CONSIGNE 1:
D'après l'extrait sur le baby-sitting, à quoi les enfants ne croient-ils plus ?
CONSIGNE 2:
Reproduisez le passage de l'extrait sur le baby-sitting qui s'ouvre sur les mots contenant « Après un long » et se clôt sur « font leur réapparition. ».

EXTRAIT DU DOCUMENT:
========

Après un long périple pendant lequel vous aurez accompli moult réussite qu’aucun(e) autre baby-sitter n’aurait pu espérer, les parents font leur réapparition.
Vous leur dîtes que ça s’est bien passé pour être rappelé une prochaine fois et encore gagner des sous à ne vous surmenez qu’un quart du temps passé dans la maison. Vous mentionnez à peine l’incident de la petite souris, pour que : « Bigre ! Arrêtez de prendre vos enfants encore pour des arriérés (quoique…). Ils ne croient plus au Père Noël mais s’imaginent encore qu’un petit être peut porter de ses minutieuses pattes des pièces, livres, jeux, billes, pogs, carte Pokémon et autres monstres qui devraient plus les effrayer que leur vouer une dévotion sans nom ! ». Oui la magie enfantine me dépasse mais c’est bien trop subjectif !

========

DONNÉES PRÉSENTÉES:

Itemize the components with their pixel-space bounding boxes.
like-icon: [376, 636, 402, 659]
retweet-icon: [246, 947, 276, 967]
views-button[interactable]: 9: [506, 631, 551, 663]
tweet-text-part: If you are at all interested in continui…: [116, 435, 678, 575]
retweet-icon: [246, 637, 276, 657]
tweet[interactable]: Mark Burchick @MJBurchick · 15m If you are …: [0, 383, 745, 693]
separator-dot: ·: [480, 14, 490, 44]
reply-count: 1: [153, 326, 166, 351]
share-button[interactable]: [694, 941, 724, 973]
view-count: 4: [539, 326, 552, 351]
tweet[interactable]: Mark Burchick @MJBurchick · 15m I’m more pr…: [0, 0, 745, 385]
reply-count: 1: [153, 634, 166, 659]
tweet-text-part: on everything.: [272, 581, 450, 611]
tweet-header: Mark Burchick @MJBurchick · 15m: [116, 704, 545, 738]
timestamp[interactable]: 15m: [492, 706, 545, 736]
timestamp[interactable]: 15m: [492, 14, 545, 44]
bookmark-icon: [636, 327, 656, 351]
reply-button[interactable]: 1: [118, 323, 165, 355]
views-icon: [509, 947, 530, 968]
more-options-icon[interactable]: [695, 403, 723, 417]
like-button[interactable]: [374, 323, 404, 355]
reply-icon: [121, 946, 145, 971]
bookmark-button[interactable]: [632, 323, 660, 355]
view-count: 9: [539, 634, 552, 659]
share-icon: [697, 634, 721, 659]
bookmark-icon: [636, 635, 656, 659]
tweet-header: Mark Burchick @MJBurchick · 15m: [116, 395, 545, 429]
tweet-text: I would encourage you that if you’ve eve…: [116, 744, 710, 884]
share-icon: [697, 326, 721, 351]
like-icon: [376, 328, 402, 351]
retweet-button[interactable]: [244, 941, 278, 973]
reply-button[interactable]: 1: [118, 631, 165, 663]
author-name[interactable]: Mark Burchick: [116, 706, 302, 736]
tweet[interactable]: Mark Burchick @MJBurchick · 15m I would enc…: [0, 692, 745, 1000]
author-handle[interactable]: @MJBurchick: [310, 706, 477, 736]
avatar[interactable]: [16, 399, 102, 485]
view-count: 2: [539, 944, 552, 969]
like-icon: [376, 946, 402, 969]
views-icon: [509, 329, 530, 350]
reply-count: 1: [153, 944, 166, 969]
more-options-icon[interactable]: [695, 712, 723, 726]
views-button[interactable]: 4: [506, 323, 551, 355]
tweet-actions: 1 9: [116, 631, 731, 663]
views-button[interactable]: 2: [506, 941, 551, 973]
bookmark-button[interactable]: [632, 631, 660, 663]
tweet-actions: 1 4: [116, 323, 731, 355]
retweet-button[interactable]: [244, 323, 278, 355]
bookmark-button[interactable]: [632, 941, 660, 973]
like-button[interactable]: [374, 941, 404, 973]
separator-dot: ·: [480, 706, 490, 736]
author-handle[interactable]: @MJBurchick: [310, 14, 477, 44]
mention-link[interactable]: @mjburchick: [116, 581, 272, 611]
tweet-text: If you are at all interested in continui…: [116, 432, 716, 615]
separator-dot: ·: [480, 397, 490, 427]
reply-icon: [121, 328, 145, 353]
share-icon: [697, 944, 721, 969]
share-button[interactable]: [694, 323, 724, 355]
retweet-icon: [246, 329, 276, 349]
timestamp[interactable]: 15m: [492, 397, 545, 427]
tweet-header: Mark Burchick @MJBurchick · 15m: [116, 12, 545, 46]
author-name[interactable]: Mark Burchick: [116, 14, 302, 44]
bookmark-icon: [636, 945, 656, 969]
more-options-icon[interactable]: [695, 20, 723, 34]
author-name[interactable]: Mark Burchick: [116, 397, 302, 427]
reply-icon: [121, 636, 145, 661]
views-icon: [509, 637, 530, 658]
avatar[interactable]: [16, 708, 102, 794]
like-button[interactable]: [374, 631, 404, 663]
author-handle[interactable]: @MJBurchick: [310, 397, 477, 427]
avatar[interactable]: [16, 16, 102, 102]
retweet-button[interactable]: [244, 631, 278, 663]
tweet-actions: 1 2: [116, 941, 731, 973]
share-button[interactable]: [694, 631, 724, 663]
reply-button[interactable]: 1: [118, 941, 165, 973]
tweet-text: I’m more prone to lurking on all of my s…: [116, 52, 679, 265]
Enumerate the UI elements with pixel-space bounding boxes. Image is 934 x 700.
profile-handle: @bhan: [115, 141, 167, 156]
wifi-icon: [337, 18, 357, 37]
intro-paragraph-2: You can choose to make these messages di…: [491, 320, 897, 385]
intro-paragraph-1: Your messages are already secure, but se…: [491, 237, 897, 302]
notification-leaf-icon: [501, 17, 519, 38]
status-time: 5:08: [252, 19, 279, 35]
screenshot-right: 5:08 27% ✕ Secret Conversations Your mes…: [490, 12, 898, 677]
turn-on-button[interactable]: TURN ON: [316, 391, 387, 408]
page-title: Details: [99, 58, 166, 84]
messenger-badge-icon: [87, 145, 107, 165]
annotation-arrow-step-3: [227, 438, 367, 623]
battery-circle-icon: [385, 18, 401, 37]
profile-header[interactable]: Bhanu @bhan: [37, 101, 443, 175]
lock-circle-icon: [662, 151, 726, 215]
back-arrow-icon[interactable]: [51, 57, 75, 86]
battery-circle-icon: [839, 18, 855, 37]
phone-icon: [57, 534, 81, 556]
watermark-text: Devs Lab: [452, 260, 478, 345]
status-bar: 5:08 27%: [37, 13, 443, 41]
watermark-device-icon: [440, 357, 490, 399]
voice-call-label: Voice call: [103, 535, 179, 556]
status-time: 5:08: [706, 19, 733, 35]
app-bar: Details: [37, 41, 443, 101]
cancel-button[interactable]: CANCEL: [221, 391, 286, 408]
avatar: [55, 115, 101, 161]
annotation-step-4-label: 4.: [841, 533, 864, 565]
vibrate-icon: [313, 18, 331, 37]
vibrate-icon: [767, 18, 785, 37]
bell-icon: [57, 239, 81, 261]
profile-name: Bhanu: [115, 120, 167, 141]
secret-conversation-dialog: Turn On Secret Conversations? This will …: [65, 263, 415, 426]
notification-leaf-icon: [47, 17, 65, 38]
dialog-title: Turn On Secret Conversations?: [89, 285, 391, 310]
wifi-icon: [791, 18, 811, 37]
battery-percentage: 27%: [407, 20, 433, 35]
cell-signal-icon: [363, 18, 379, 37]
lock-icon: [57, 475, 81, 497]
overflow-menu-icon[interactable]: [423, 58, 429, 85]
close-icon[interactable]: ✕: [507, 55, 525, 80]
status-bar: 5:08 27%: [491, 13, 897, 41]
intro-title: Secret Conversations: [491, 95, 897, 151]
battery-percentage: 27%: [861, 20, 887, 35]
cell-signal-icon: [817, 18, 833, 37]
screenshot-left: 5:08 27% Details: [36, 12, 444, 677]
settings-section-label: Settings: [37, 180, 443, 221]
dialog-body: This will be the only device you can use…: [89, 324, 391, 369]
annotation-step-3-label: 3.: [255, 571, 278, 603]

========

RÉPONSE RÉDIGÉE 1:
Au Père Noël.

RÉPONSE RÉDIGÉE 2:
Après un long périple pendant lequel vous aurez accompli moult réussite qu’aucun(e) autre baby-sitter n’aurait pu espérer, les parents font leur réapparition.